Repeat all of the material below exactly as written, images excluded.
** Start of Dataset records **
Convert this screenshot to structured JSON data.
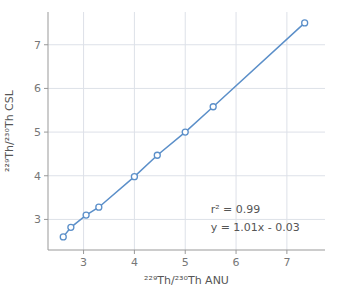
{
  "chart_data": {
    "type": "line",
    "x": [
      2.6,
      2.75,
      3.05,
      3.3,
      4.0,
      4.45,
      5.0,
      5.55,
      7.35
    ],
    "values": [
      2.6,
      2.82,
      3.1,
      3.28,
      3.98,
      4.47,
      5.0,
      5.58,
      7.5
    ],
    "color": "#5b8fc9",
    "marker": "circle",
    "xlabel": "²²⁹Th/²³⁰Th ANU",
    "ylabel": "²²⁹Th/²³⁰Th CSL",
    "xlim": [
      2.3,
      7.75
    ],
    "ylim": [
      2.3,
      7.75
    ],
    "xticks": [
      3,
      4,
      5,
      6,
      7
    ],
    "yticks": [
      3,
      4,
      5,
      6,
      7
    ],
    "grid": true,
    "annotations": [
      {
        "text": "r² = 0.99",
        "x": 5.5,
        "y": 3.1
      },
      {
        "text": "y = 1.01x - 0.03",
        "x": 5.5,
        "y": 2.68
      }
    ]
  }
}
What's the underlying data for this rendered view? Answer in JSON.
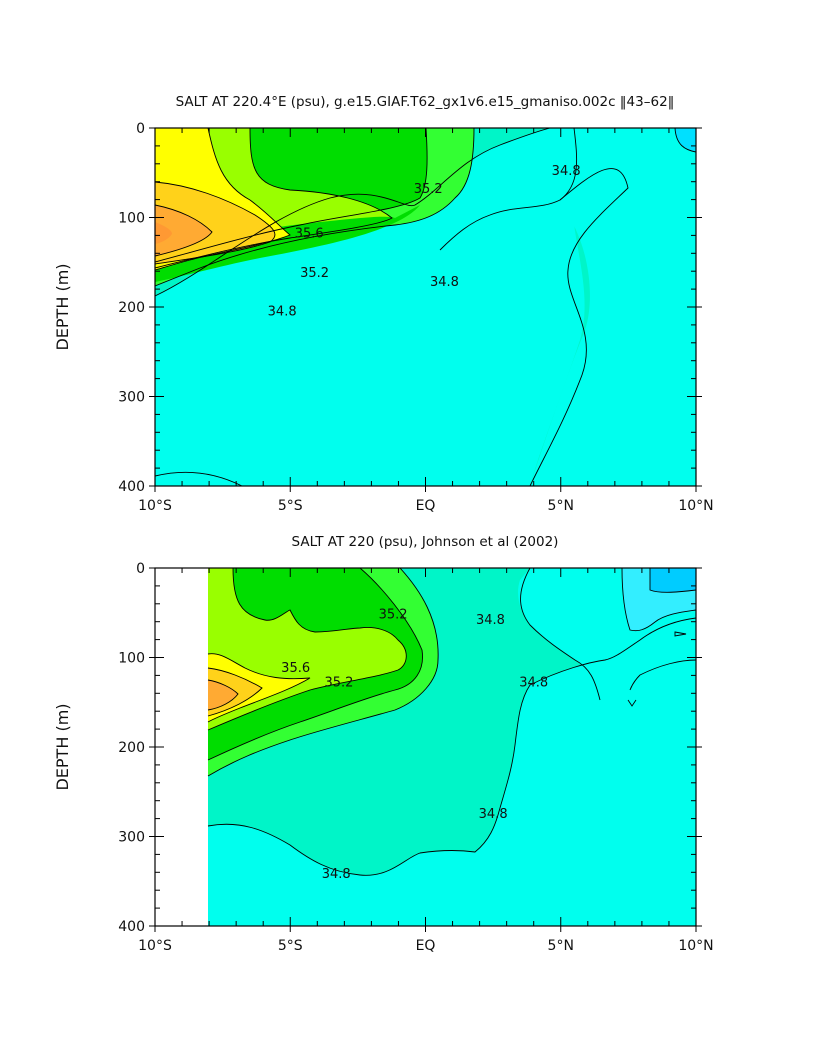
{
  "chart_data": [
    {
      "type": "contour",
      "title": "SALT AT 220.4°E (psu), g.e15.GIAF.T62_gx1v6.e15_gmaniso.002c ‖43–62‖",
      "ylabel": "DEPTH (m)",
      "xlabel": "",
      "x_ticks": [
        "10°S",
        "5°S",
        "EQ",
        "5°N",
        "10°N"
      ],
      "x_tick_values": [
        -10,
        -5,
        0,
        5,
        10
      ],
      "y_ticks": [
        "0",
        "100",
        "200",
        "300",
        "400"
      ],
      "y_tick_values": [
        0,
        100,
        200,
        300,
        400
      ],
      "xlim": [
        -10,
        10
      ],
      "ylim": [
        0,
        400
      ],
      "y_inverted": true,
      "contour_interval": 0.2,
      "contour_labels": [
        {
          "text": "35.6",
          "x": -4.3,
          "y": 118
        },
        {
          "text": "35.2",
          "x": -4.1,
          "y": 162
        },
        {
          "text": "34.8",
          "x": -5.3,
          "y": 205
        },
        {
          "text": "35.2",
          "x": 0.1,
          "y": 68
        },
        {
          "text": "34.8",
          "x": 0.7,
          "y": 172
        },
        {
          "text": "34.8",
          "x": 5.2,
          "y": 48
        }
      ]
    },
    {
      "type": "contour",
      "title": "SALT AT 220 (psu), Johnson et al (2002)",
      "ylabel": "DEPTH (m)",
      "xlabel": "",
      "x_ticks": [
        "10°S",
        "5°S",
        "EQ",
        "5°N",
        "10°N"
      ],
      "x_tick_values": [
        -10,
        -5,
        0,
        5,
        10
      ],
      "y_ticks": [
        "0",
        "100",
        "200",
        "300",
        "400"
      ],
      "y_tick_values": [
        0,
        100,
        200,
        300,
        400
      ],
      "xlim": [
        -10,
        10
      ],
      "ylim": [
        0,
        400
      ],
      "y_inverted": true,
      "contour_interval": 0.2,
      "contour_labels": [
        {
          "text": "35.2",
          "x": -1.2,
          "y": 52
        },
        {
          "text": "35.6",
          "x": -4.8,
          "y": 112
        },
        {
          "text": "35.2",
          "x": -3.2,
          "y": 128
        },
        {
          "text": "34.8",
          "x": 2.4,
          "y": 58
        },
        {
          "text": "34.8",
          "x": 4.0,
          "y": 128
        },
        {
          "text": "34.8",
          "x": 2.5,
          "y": 275
        },
        {
          "text": "34.8",
          "x": -3.3,
          "y": 342
        }
      ]
    }
  ]
}
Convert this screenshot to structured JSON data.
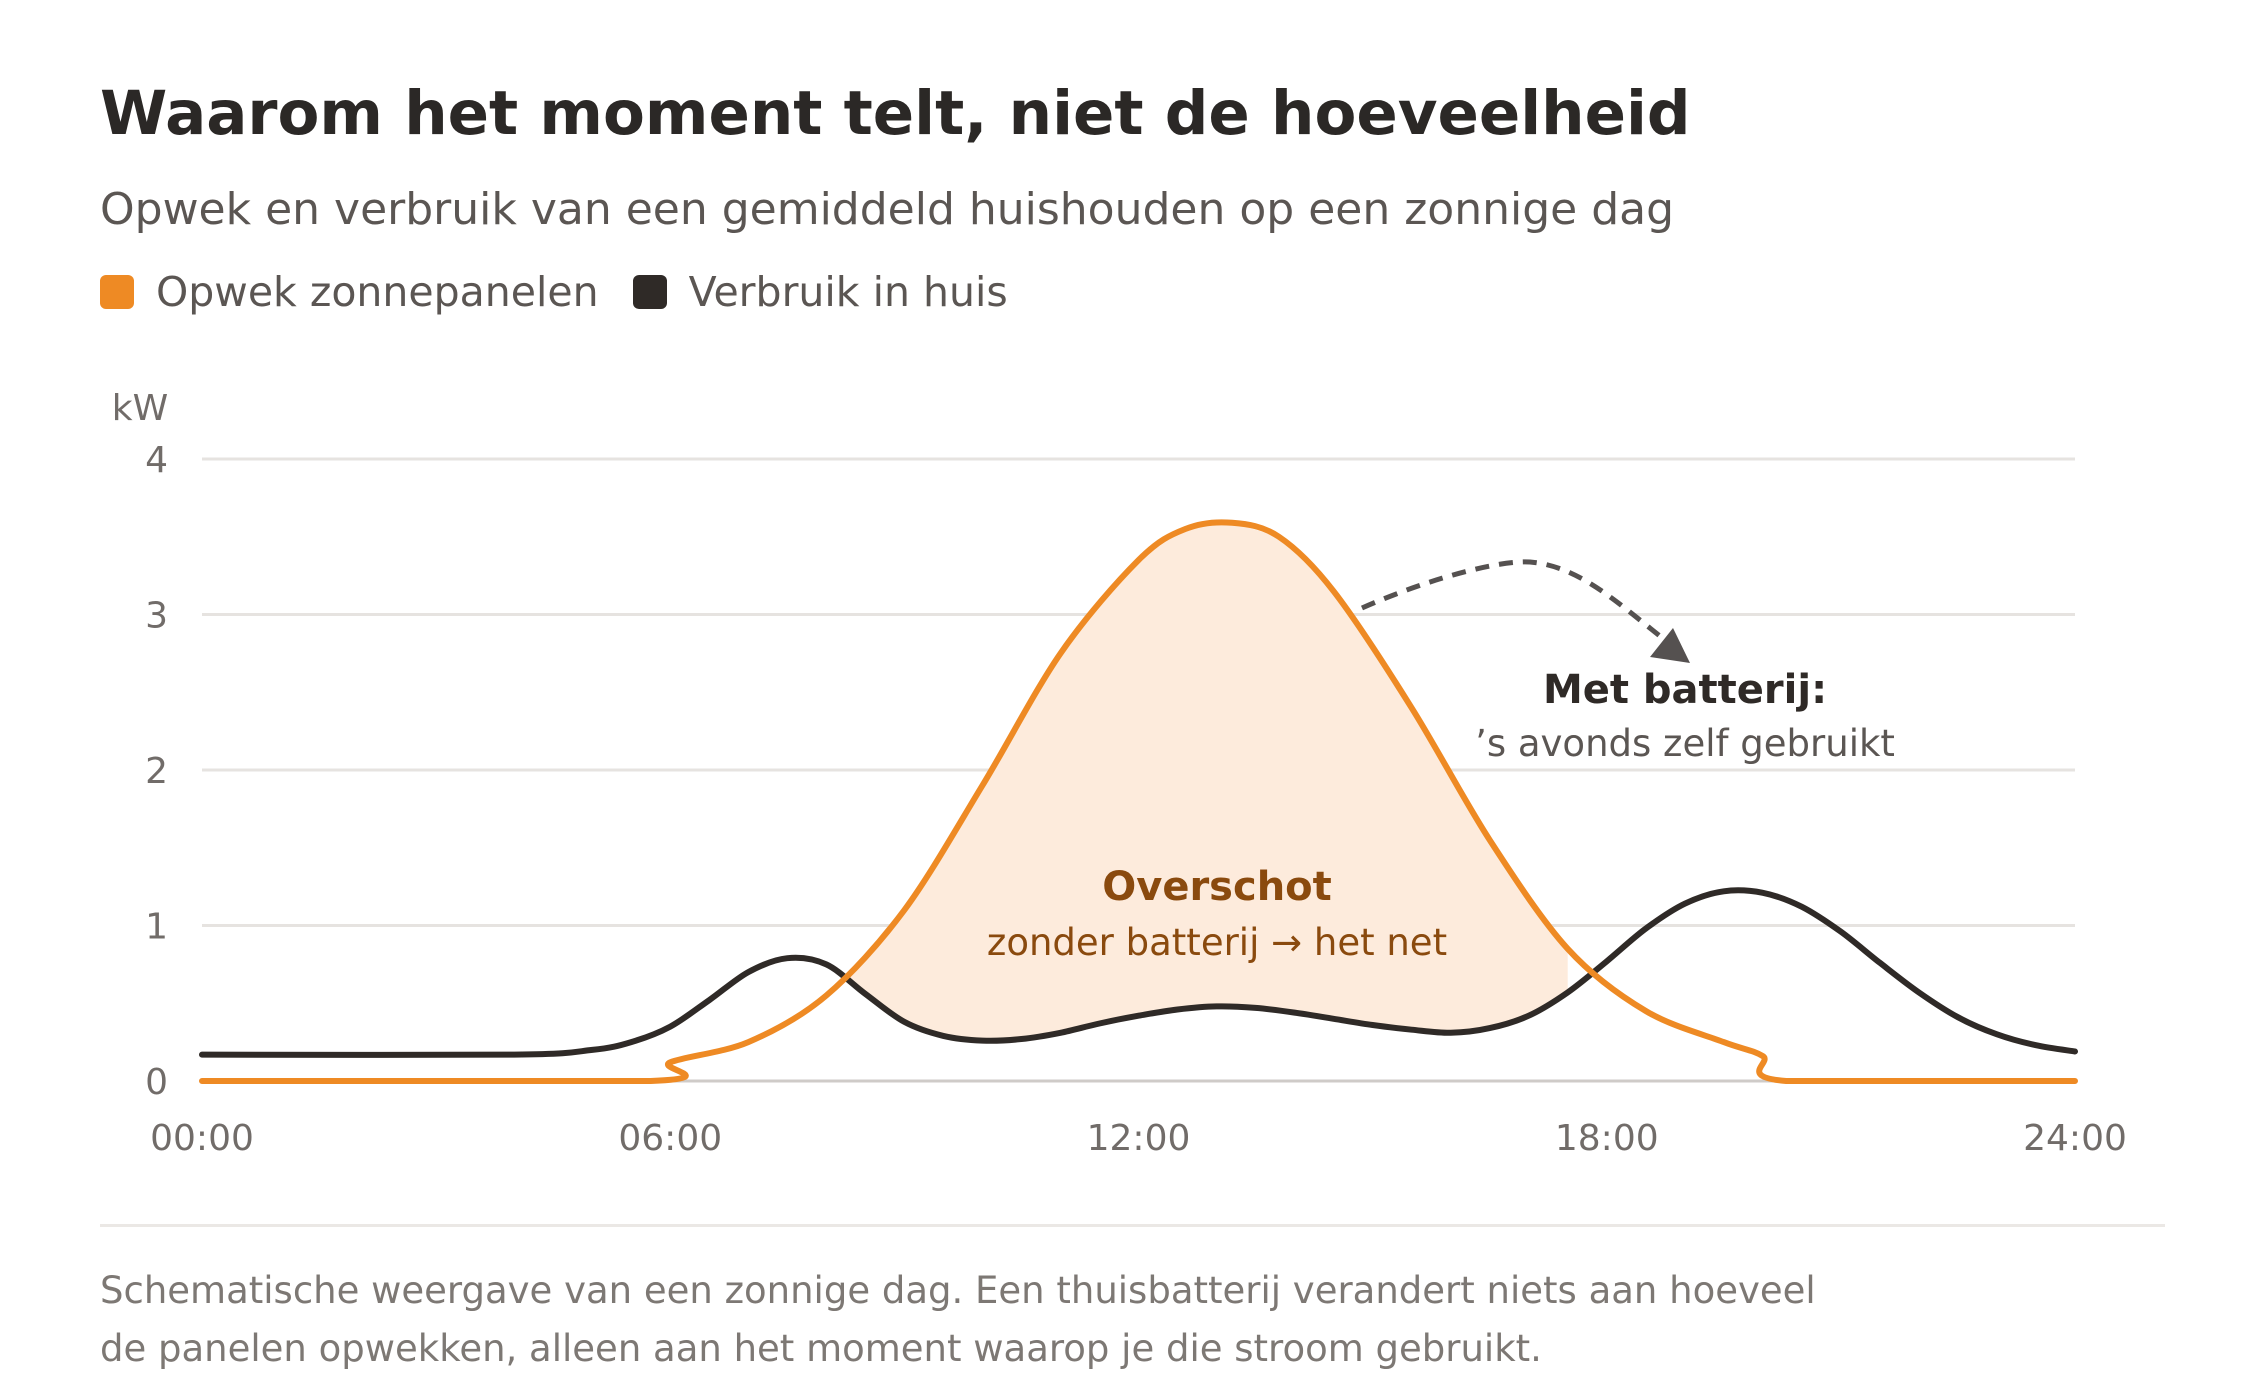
{
  "title": "Waarom het moment telt, niet de hoeveelheid",
  "subtitle": "Opwek en verbruik van een gemiddeld huishouden op een zonnige dag",
  "legend": [
    {
      "label": "Opwek zonnepanelen",
      "color": "#ee8a24"
    },
    {
      "label": "Verbruik in huis",
      "color": "#2f2a27"
    }
  ],
  "annotations": {
    "overschot_title": "Overschot",
    "overschot_sub": "zonder batterij → het net",
    "battery_title": "Met batterij:",
    "battery_sub": "’s avonds zelf gebruikt"
  },
  "footnote": {
    "line1": "Schematische weergave van een zonnige dag. Een thuisbatterij verandert niets aan hoeveel",
    "line2": "de panelen opwekken, alleen aan het moment waarop je die stroom gebruikt."
  },
  "colors": {
    "solar": "#ee8a24",
    "solar_fill": "#fdebdc",
    "consumption": "#2f2a27",
    "overschot_text": "#8a4a0e",
    "grid": "#e6e3e0",
    "axis_text": "#716c69"
  },
  "chart_data": {
    "type": "line",
    "ylabel": "kW",
    "ylim": [
      0,
      4
    ],
    "yticks": [
      "0",
      "1",
      "2",
      "3",
      "4"
    ],
    "xticks": [
      "00:00",
      "06:00",
      "12:00",
      "18:00",
      "24:00"
    ],
    "xlim": [
      0,
      24
    ],
    "grid": true,
    "series": [
      {
        "name": "Opwek zonnepanelen",
        "x": [
          0,
          5.75,
          6.0,
          7.0,
          8.0,
          9.0,
          10.0,
          11.0,
          12.0,
          12.6,
          13.2,
          13.8,
          14.5,
          15.5,
          16.5,
          17.5,
          18.5,
          19.5,
          20.0,
          20.3,
          24
        ],
        "values": [
          0,
          0,
          0.12,
          0.25,
          0.55,
          1.1,
          1.9,
          2.75,
          3.35,
          3.55,
          3.59,
          3.5,
          3.15,
          2.4,
          1.55,
          0.85,
          0.45,
          0.25,
          0.16,
          0,
          0
        ]
      },
      {
        "name": "Verbruik in huis",
        "x": [
          0,
          4.0,
          5.0,
          5.5,
          6.0,
          6.5,
          7.0,
          7.5,
          8.0,
          8.5,
          9.0,
          9.5,
          10.0,
          10.5,
          11.0,
          11.5,
          12.0,
          12.5,
          13.0,
          13.5,
          14.0,
          14.5,
          15.0,
          15.5,
          16.0,
          16.5,
          17.0,
          17.5,
          18.0,
          18.5,
          19.0,
          19.5,
          20.0,
          20.5,
          21.0,
          21.5,
          22.0,
          22.5,
          23.0,
          23.5,
          24.0
        ],
        "values": [
          0.17,
          0.17,
          0.2,
          0.25,
          0.35,
          0.52,
          0.7,
          0.79,
          0.75,
          0.56,
          0.38,
          0.29,
          0.26,
          0.27,
          0.31,
          0.37,
          0.42,
          0.46,
          0.48,
          0.47,
          0.44,
          0.4,
          0.36,
          0.33,
          0.31,
          0.34,
          0.42,
          0.57,
          0.77,
          0.98,
          1.14,
          1.22,
          1.21,
          1.12,
          0.96,
          0.76,
          0.57,
          0.41,
          0.3,
          0.23,
          0.19
        ]
      }
    ]
  }
}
** End of Dataset records **
Answer to the exercise:
Convert this screenshot to structured JSON data.
{
  "chart_data": {
    "type": "line",
    "x": [
      2.6,
      2.75,
      3.05,
      3.3,
      4.0,
      4.45,
      5.0,
      5.55,
      7.35
    ],
    "values": [
      2.6,
      2.82,
      3.1,
      3.28,
      3.98,
      4.47,
      5.0,
      5.58,
      7.5
    ],
    "color": "#5b8fc9",
    "marker": "circle",
    "xlabel": "²²⁹Th/²³⁰Th ANU",
    "ylabel": "²²⁹Th/²³⁰Th CSL",
    "xlim": [
      2.3,
      7.75
    ],
    "ylim": [
      2.3,
      7.75
    ],
    "xticks": [
      3,
      4,
      5,
      6,
      7
    ],
    "yticks": [
      3,
      4,
      5,
      6,
      7
    ],
    "grid": true,
    "annotations": [
      {
        "text": "r² = 0.99",
        "x": 5.5,
        "y": 3.1
      },
      {
        "text": "y = 1.01x - 0.03",
        "x": 5.5,
        "y": 2.68
      }
    ]
  }
}
What's the underlying data for this rendered view? Answer in JSON.
{
  "chart_data": [
    {
      "type": "contour",
      "title": "SALT AT 220.4°E (psu), g.e15.GIAF.T62_gx1v6.e15_gmaniso.002c ‖43–62‖",
      "ylabel": "DEPTH (m)",
      "xlabel": "",
      "x_ticks": [
        "10°S",
        "5°S",
        "EQ",
        "5°N",
        "10°N"
      ],
      "x_tick_values": [
        -10,
        -5,
        0,
        5,
        10
      ],
      "y_ticks": [
        "0",
        "100",
        "200",
        "300",
        "400"
      ],
      "y_tick_values": [
        0,
        100,
        200,
        300,
        400
      ],
      "xlim": [
        -10,
        10
      ],
      "ylim": [
        0,
        400
      ],
      "y_inverted": true,
      "contour_interval": 0.2,
      "contour_labels": [
        {
          "text": "35.6",
          "x": -4.3,
          "y": 118
        },
        {
          "text": "35.2",
          "x": -4.1,
          "y": 162
        },
        {
          "text": "34.8",
          "x": -5.3,
          "y": 205
        },
        {
          "text": "35.2",
          "x": 0.1,
          "y": 68
        },
        {
          "text": "34.8",
          "x": 0.7,
          "y": 172
        },
        {
          "text": "34.8",
          "x": 5.2,
          "y": 48
        }
      ]
    },
    {
      "type": "contour",
      "title": "SALT AT 220 (psu), Johnson et al (2002)",
      "ylabel": "DEPTH (m)",
      "xlabel": "",
      "x_ticks": [
        "10°S",
        "5°S",
        "EQ",
        "5°N",
        "10°N"
      ],
      "x_tick_values": [
        -10,
        -5,
        0,
        5,
        10
      ],
      "y_ticks": [
        "0",
        "100",
        "200",
        "300",
        "400"
      ],
      "y_tick_values": [
        0,
        100,
        200,
        300,
        400
      ],
      "xlim": [
        -10,
        10
      ],
      "ylim": [
        0,
        400
      ],
      "y_inverted": true,
      "contour_interval": 0.2,
      "contour_labels": [
        {
          "text": "35.2",
          "x": -1.2,
          "y": 52
        },
        {
          "text": "35.6",
          "x": -4.8,
          "y": 112
        },
        {
          "text": "35.2",
          "x": -3.2,
          "y": 128
        },
        {
          "text": "34.8",
          "x": 2.4,
          "y": 58
        },
        {
          "text": "34.8",
          "x": 4.0,
          "y": 128
        },
        {
          "text": "34.8",
          "x": 2.5,
          "y": 275
        },
        {
          "text": "34.8",
          "x": -3.3,
          "y": 342
        }
      ]
    }
  ]
}
Convert this screenshot to structured JSON data.
{
  "title": "Waarom het moment telt, niet de hoeveelheid",
  "subtitle": "Opwek en verbruik van een gemiddeld huishouden op een zonnige dag",
  "legend": [
    {
      "label": "Opwek zonnepanelen",
      "color": "#ee8a24"
    },
    {
      "label": "Verbruik in huis",
      "color": "#2f2a27"
    }
  ],
  "annotations": {
    "overschot_title": "Overschot",
    "overschot_sub": "zonder batterij → het net",
    "battery_title": "Met batterij:",
    "battery_sub": "’s avonds zelf gebruikt"
  },
  "footnote": {
    "line1": "Schematische weergave van een zonnige dag. Een thuisbatterij verandert niets aan hoeveel",
    "line2": "de panelen opwekken, alleen aan het moment waarop je die stroom gebruikt."
  },
  "colors": {
    "solar": "#ee8a24",
    "solar_fill": "#fdebdc",
    "consumption": "#2f2a27",
    "overschot_text": "#8a4a0e",
    "grid": "#e6e3e0",
    "axis_text": "#716c69"
  },
  "chart_data": {
    "type": "line",
    "ylabel": "kW",
    "ylim": [
      0,
      4
    ],
    "yticks": [
      "0",
      "1",
      "2",
      "3",
      "4"
    ],
    "xticks": [
      "00:00",
      "06:00",
      "12:00",
      "18:00",
      "24:00"
    ],
    "xlim": [
      0,
      24
    ],
    "grid": true,
    "series": [
      {
        "name": "Opwek zonnepanelen",
        "x": [
          0,
          5.75,
          6.0,
          7.0,
          8.0,
          9.0,
          10.0,
          11.0,
          12.0,
          12.6,
          13.2,
          13.8,
          14.5,
          15.5,
          16.5,
          17.5,
          18.5,
          19.5,
          20.0,
          20.3,
          24
        ],
        "values": [
          0,
          0,
          0.12,
          0.25,
          0.55,
          1.1,
          1.9,
          2.75,
          3.35,
          3.55,
          3.59,
          3.5,
          3.15,
          2.4,
          1.55,
          0.85,
          0.45,
          0.25,
          0.16,
          0,
          0
        ]
      },
      {
        "name": "Verbruik in huis",
        "x": [
          0,
          4.0,
          5.0,
          5.5,
          6.0,
          6.5,
          7.0,
          7.5,
          8.0,
          8.5,
          9.0,
          9.5,
          10.0,
          10.5,
          11.0,
          11.5,
          12.0,
          12.5,
          13.0,
          13.5,
          14.0,
          14.5,
          15.0,
          15.5,
          16.0,
          16.5,
          17.0,
          17.5,
          18.0,
          18.5,
          19.0,
          19.5,
          20.0,
          20.5,
          21.0,
          21.5,
          22.0,
          22.5,
          23.0,
          23.5,
          24.0
        ],
        "values": [
          0.17,
          0.17,
          0.2,
          0.25,
          0.35,
          0.52,
          0.7,
          0.79,
          0.75,
          0.56,
          0.38,
          0.29,
          0.26,
          0.27,
          0.31,
          0.37,
          0.42,
          0.46,
          0.48,
          0.47,
          0.44,
          0.4,
          0.36,
          0.33,
          0.31,
          0.34,
          0.42,
          0.57,
          0.77,
          0.98,
          1.14,
          1.22,
          1.21,
          1.12,
          0.96,
          0.76,
          0.57,
          0.41,
          0.3,
          0.23,
          0.19
        ]
      }
    ]
  }
}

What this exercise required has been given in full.